Begin Task inputs

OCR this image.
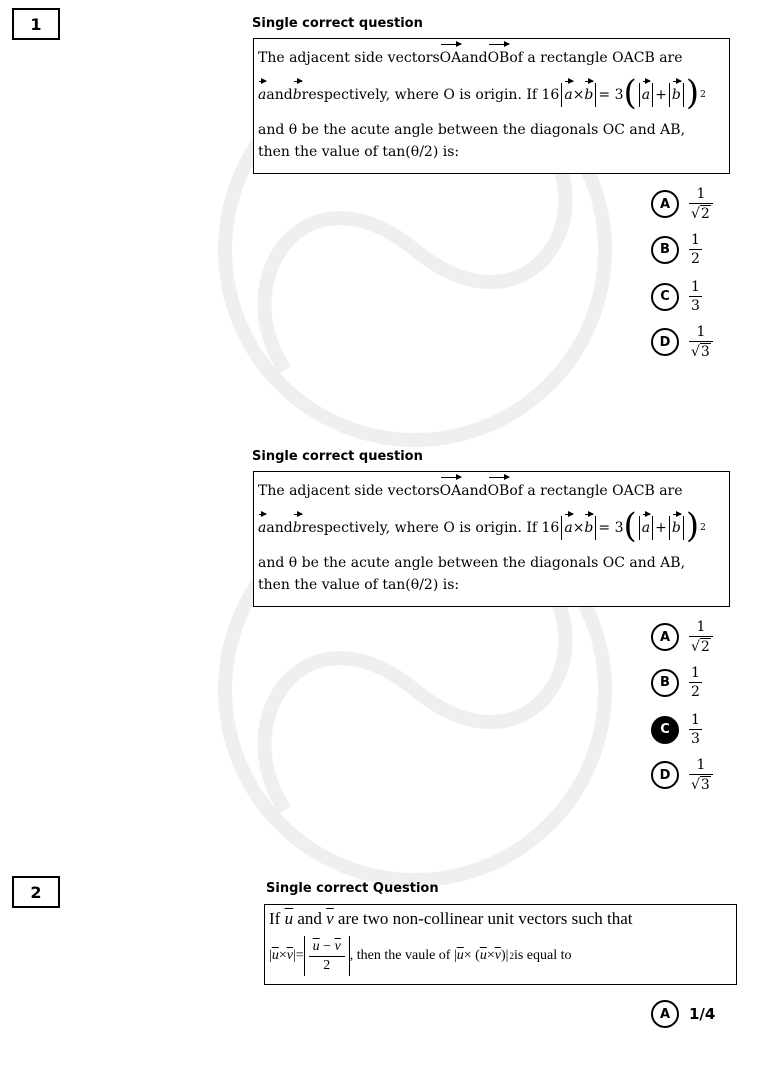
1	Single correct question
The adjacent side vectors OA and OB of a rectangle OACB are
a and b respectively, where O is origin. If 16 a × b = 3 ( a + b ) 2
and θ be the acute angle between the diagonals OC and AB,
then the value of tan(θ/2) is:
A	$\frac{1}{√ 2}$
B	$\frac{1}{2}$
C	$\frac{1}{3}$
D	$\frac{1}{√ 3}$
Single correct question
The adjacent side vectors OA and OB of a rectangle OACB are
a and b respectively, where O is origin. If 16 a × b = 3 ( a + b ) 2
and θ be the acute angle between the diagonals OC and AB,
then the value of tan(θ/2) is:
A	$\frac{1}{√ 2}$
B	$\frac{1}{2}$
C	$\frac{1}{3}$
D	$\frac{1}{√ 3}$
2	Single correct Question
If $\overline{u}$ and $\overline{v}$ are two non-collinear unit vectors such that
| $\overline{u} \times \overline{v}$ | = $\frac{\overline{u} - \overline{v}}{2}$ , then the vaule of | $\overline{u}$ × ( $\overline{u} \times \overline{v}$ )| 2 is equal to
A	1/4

End Task inputs
Begin Task inputs

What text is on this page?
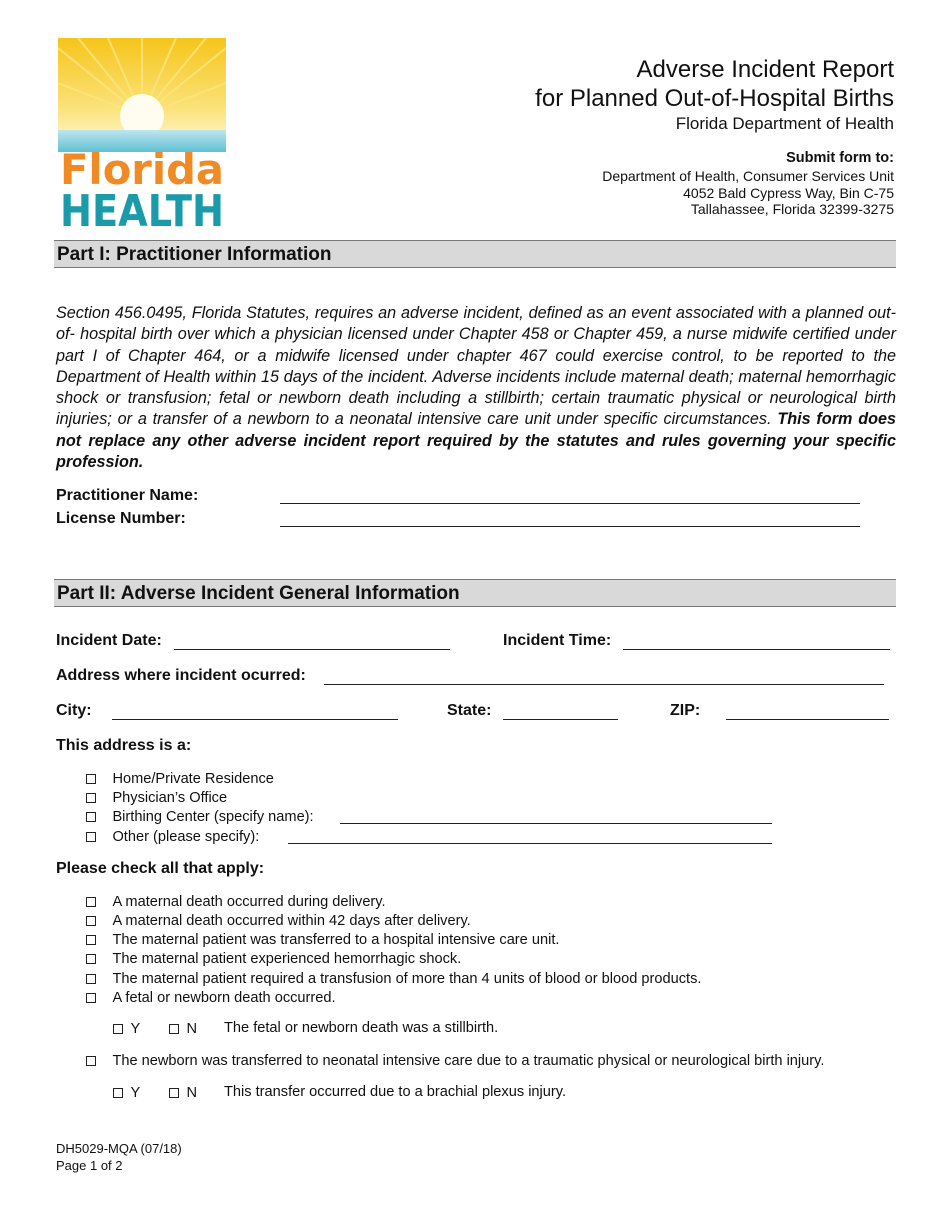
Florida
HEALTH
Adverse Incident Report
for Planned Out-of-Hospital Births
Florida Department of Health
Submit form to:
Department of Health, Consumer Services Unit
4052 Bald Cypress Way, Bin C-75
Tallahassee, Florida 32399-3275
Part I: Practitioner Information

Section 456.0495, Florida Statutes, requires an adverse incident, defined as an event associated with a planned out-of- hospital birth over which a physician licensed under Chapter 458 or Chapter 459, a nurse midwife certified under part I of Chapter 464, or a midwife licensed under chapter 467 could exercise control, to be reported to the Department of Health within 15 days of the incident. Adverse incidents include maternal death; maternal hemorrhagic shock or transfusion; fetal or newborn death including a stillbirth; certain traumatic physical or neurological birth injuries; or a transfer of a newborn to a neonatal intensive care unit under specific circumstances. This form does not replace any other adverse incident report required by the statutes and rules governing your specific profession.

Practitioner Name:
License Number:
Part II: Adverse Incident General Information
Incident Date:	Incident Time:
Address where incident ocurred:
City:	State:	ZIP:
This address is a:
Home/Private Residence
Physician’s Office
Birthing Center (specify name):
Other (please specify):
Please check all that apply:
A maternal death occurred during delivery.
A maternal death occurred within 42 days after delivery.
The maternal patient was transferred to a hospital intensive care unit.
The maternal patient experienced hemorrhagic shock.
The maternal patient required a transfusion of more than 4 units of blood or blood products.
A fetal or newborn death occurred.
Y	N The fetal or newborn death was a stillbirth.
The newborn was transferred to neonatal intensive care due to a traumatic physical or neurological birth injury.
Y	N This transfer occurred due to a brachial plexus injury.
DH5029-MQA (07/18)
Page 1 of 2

End Task inputs

*Challenge:* Give every line of the material that includes the string "required".

*Task answer:*
Section 456.0495, Florida Statutes, requires an adverse incident, defined as an event associated with a planned out-of- hospital birth over which a physician licensed under Chapter 458 or Chapter 459, a nurse midwife certified under part I of Chapter 464, or a midwife licensed under chapter 467 could exercise control, to be reported to the Department of Health within 15 days of the incident. Adverse incidents include maternal death; maternal hemorrhagic shock or transfusion; fetal or newborn death including a stillbirth; certain traumatic physical or neurological birth injuries; or a transfer of a newborn to a neonatal intensive care unit under specific circumstances. This form does not replace any other adverse incident report required by the statutes and rules governing your specific profession.
The maternal patient required a transfusion of more than 4 units of blood or blood products.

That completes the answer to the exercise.